● DESCRIPTION OF THE TASK: Can you transcribe every entry word for word, skipping the images?

● DATASET ENTRIES:
****

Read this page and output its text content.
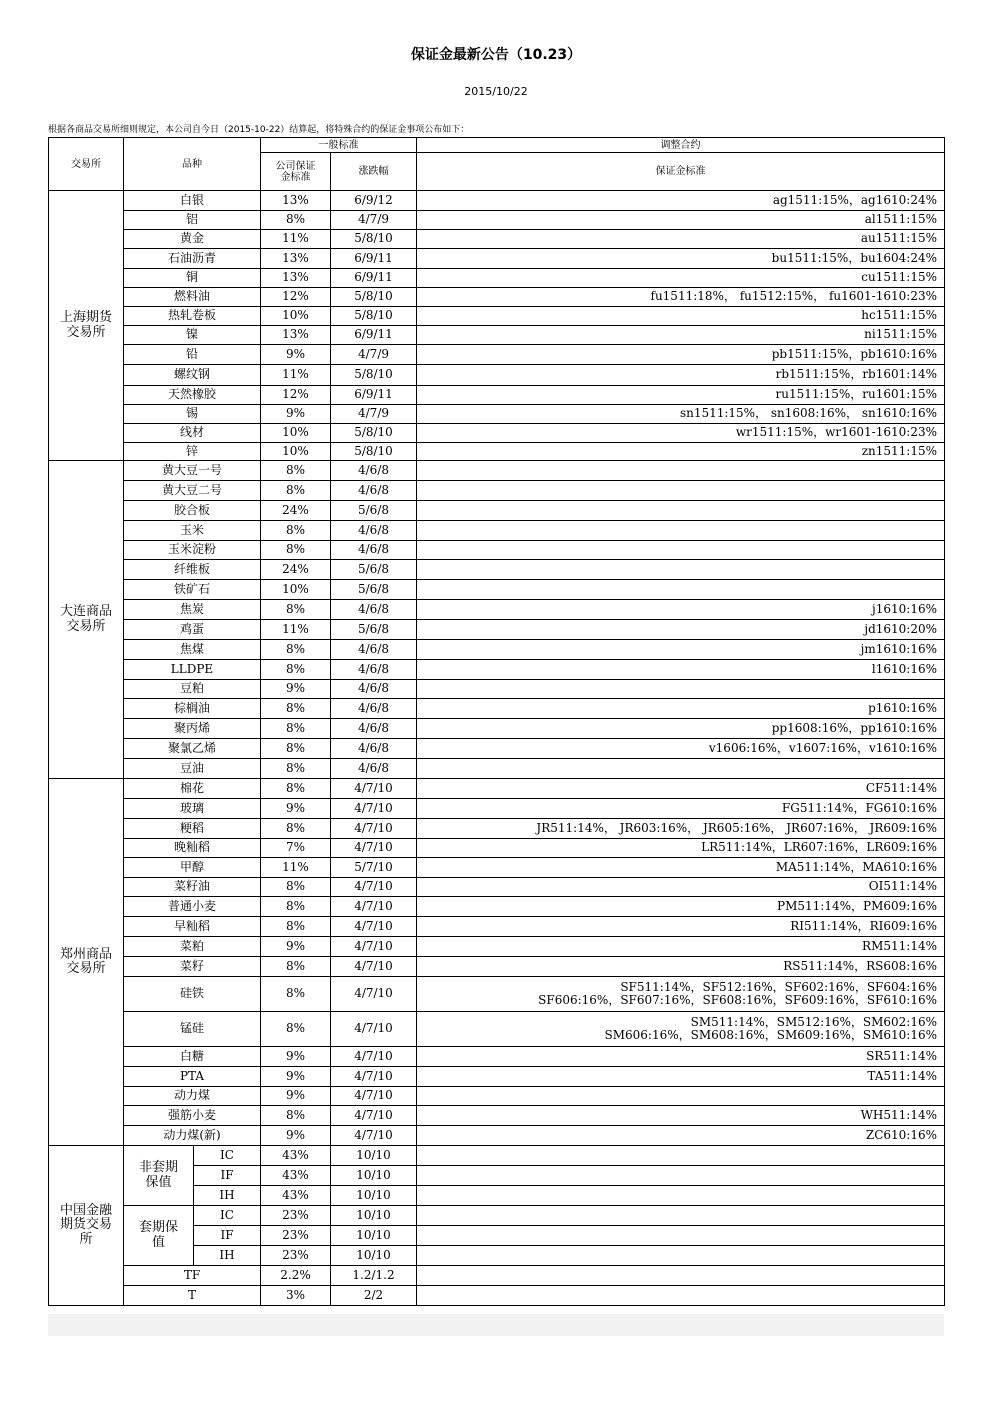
保证金最新公告（10.23）
2015/10/22
根据各商品交易所细则规定，本公司自今日（2015-10-22）结算起，将特殊合约的保证金事项公布如下：
交易所	品种		一般标准		调整合约
			公司保证金标准	涨跌幅	保证金标准
上海期货交易所	白银		13%	6/9/12	ag1511:15%，ag1610:24%
	铝		8%	4/7/9	al1511:15%
	黄金		11%	5/8/10	au1511:15%
	石油沥青		13%	6/9/11	bu1511:15%，bu1604:24%
	铜		13%	6/9/11	cu1511:15%
	燃料油		12%	5/8/10	fu1511:18%， fu1512:15%， fu1601-1610:23%
	热轧卷板		10%	5/8/10	hc1511:15%
	镍		13%	6/9/11	ni1511:15%
	铅		9%	4/7/9	pb1511:15%，pb1610:16%
	螺纹钢		11%	5/8/10	rb1511:15%，rb1601:14%
	天然橡胶		12%	6/9/11	ru1511:15%，ru1601:15%
	锡		9%	4/7/9	sn1511:15%， sn1608:16%， sn1610:16%
	线材		10%	5/8/10	wr1511:15%，wr1601-1610:23%
	锌		10%	5/8/10	zn1511:15%
大连商品交易所	黄大豆一号		8%	4/6/8	
	黄大豆二号		8%	4/6/8	
	胶合板		24%	5/6/8	
	玉米		8%	4/6/8	
	玉米淀粉		8%	4/6/8	
	纤维板		24%	5/6/8	
	铁矿石		10%	5/6/8	
	焦炭		8%	4/6/8	j1610:16%
	鸡蛋		11%	5/6/8	jd1610:20%
	焦煤		8%	4/6/8	jm1610:16%
	LLDPE		8%	4/6/8	l1610:16%
	豆粕		9%	4/6/8	
	棕榈油		8%	4/6/8	p1610:16%
	聚丙烯		8%	4/6/8	pp1608:16%，pp1610:16%
	聚氯乙烯		8%	4/6/8	v1606:16%，v1607:16%，v1610:16%
	豆油		8%	4/6/8	
郑州商品交易所	棉花		8%	4/7/10	CF511:14%
	玻璃		9%	4/7/10	FG511:14%，FG610:16%
	粳稻		8%	4/7/10	JR511:14%， JR603:16%， JR605:16%， JR607:16%， JR609:16%
	晚籼稻		7%	4/7/10	LR511:14%，LR607:16%，LR609:16%
	甲醇		11%	5/7/10	MA511:14%，MA610:16%
	菜籽油		8%	4/7/10	OI511:14%
	普通小麦		8%	4/7/10	PM511:14%，PM609:16%
	早籼稻		8%	4/7/10	RI511:14%，RI609:16%
	菜粕		9%	4/7/10	RM511:14%
	菜籽		8%	4/7/10	RS511:14%，RS608:16%
	硅铁		8%	4/7/10	SF511:14%，SF512:16%，SF602:16%，SF604:16%
SF606:16%，SF607:16%，SF608:16%，SF609:16%，SF610:16%

	锰硅		8%	4/7/10	SM511:14%，SM512:16%，SM602:16%
SM606:16%，SM608:16%，SM609:16%，SM610:16%

	白糖		9%	4/7/10	SR511:14%
	PTA		9%	4/7/10	TA511:14%
	动力煤		9%	4/7/10	
	强筋小麦		8%	4/7/10	WH511:14%
	动力煤(新)		9%	4/7/10	ZC610:16%
中国金融期货交易所	非套期保值	IC	43%	10/10	
		IF	43%	10/10	
		IH	43%	10/10	
	套期保值	IC	23%	10/10	
		IF	23%	10/10	
		IH	23%	10/10	
	TF		2.2%	1.2/1.2	
	T		3%	2/2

****

● RESPONSE:
Read this page and output its text content.
保证金最新公告（10.23）
2015/10/22
根据各商品交易所细则规定，本公司自今日（2015-10-22）结算起，将特殊合约的保证金事项公布如下：
交易所	品种		一般标准		调整合约
			公司保证金标准	涨跌幅	保证金标准
上海期货交易所	白银		13%	6/9/12	ag1511:15%，ag1610:24%
	铝		8%	4/7/9	al1511:15%
	黄金		11%	5/8/10	au1511:15%
	石油沥青		13%	6/9/11	bu1511:15%，bu1604:24%
	铜		13%	6/9/11	cu1511:15%
	燃料油		12%	5/8/10	fu1511:18%， fu1512:15%， fu1601-1610:23%
	热轧卷板		10%	5/8/10	hc1511:15%
	镍		13%	6/9/11	ni1511:15%
	铅		9%	4/7/9	pb1511:15%，pb1610:16%
	螺纹钢		11%	5/8/10	rb1511:15%，rb1601:14%
	天然橡胶		12%	6/9/11	ru1511:15%，ru1601:15%
	锡		9%	4/7/9	sn1511:15%， sn1608:16%， sn1610:16%
	线材		10%	5/8/10	wr1511:15%，wr1601-1610:23%
	锌		10%	5/8/10	zn1511:15%
大连商品交易所	黄大豆一号		8%	4/6/8	
	黄大豆二号		8%	4/6/8	
	胶合板		24%	5/6/8	
	玉米		8%	4/6/8	
	玉米淀粉		8%	4/6/8	
	纤维板		24%	5/6/8	
	铁矿石		10%	5/6/8	
	焦炭		8%	4/6/8	j1610:16%
	鸡蛋		11%	5/6/8	jd1610:20%
	焦煤		8%	4/6/8	jm1610:16%
	LLDPE		8%	4/6/8	l1610:16%
	豆粕		9%	4/6/8	
	棕榈油		8%	4/6/8	p1610:16%
	聚丙烯		8%	4/6/8	pp1608:16%，pp1610:16%
	聚氯乙烯		8%	4/6/8	v1606:16%，v1607:16%，v1610:16%
	豆油		8%	4/6/8	
郑州商品交易所	棉花		8%	4/7/10	CF511:14%
	玻璃		9%	4/7/10	FG511:14%，FG610:16%
	粳稻		8%	4/7/10	JR511:14%， JR603:16%， JR605:16%， JR607:16%， JR609:16%
	晚籼稻		7%	4/7/10	LR511:14%，LR607:16%，LR609:16%
	甲醇		11%	5/7/10	MA511:14%，MA610:16%
	菜籽油		8%	4/7/10	OI511:14%
	普通小麦		8%	4/7/10	PM511:14%，PM609:16%
	早籼稻		8%	4/7/10	RI511:14%，RI609:16%
	菜粕		9%	4/7/10	RM511:14%
	菜籽		8%	4/7/10	RS511:14%，RS608:16%
	硅铁		8%	4/7/10	SF511:14%，SF512:16%，SF602:16%，SF604:16%
SF606:16%，SF607:16%，SF608:16%，SF609:16%，SF610:16%

	锰硅		8%	4/7/10	SM511:14%，SM512:16%，SM602:16%
SM606:16%，SM608:16%，SM609:16%，SM610:16%

	白糖		9%	4/7/10	SR511:14%
	PTA		9%	4/7/10	TA511:14%
	动力煤		9%	4/7/10	
	强筋小麦		8%	4/7/10	WH511:14%
	动力煤(新)		9%	4/7/10	ZC610:16%
中国金融期货交易所	非套期保值	IC	43%	10/10	
		IF	43%	10/10	
		IH	43%	10/10	
	套期保值	IC	23%	10/10	
		IF	23%	10/10	
		IH	23%	10/10	
	TF		2.2%	1.2/1.2	
	T		3%	2/2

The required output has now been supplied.